(Records excerpted from a collection)
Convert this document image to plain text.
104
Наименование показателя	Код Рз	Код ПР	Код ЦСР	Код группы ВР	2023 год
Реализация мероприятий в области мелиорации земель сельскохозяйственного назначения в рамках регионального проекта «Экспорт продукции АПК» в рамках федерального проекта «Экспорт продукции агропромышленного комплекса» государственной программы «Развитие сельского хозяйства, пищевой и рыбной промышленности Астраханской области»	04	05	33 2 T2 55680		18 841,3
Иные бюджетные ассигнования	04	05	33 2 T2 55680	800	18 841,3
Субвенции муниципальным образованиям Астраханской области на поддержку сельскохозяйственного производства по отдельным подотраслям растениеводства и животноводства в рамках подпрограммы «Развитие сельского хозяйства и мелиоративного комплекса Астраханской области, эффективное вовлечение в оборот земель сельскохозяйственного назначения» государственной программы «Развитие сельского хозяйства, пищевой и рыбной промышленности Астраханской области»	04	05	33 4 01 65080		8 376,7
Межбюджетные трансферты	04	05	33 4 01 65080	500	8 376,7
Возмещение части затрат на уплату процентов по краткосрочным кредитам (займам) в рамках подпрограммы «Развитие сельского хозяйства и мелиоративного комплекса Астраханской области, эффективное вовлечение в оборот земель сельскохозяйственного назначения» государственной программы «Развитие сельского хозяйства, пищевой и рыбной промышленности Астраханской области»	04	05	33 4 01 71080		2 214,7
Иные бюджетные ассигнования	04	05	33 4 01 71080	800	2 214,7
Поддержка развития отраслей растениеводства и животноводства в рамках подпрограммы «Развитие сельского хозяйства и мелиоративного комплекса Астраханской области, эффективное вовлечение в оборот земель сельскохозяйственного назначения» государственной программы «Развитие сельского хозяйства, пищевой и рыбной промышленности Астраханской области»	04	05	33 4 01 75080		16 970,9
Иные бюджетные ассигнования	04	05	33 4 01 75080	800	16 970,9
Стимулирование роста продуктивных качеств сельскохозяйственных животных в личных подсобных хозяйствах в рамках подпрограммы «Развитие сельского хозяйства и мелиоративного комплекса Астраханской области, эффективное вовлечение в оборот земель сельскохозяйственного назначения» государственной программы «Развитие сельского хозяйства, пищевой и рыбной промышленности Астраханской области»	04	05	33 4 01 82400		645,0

» INSTRUCTIONS TO FOLLOW
Pull out all lines in the data above that include "ассигнования".

» SOLUTION TO THIS EXERCISE
Иные бюджетные ассигнования	04	05	33 2 T2 55680	800	18 841,3
Иные бюджетные ассигнования	04	05	33 4 01 71080	800	2 214,7
Иные бюджетные ассигнования	04	05	33 4 01 75080	800	16 970,9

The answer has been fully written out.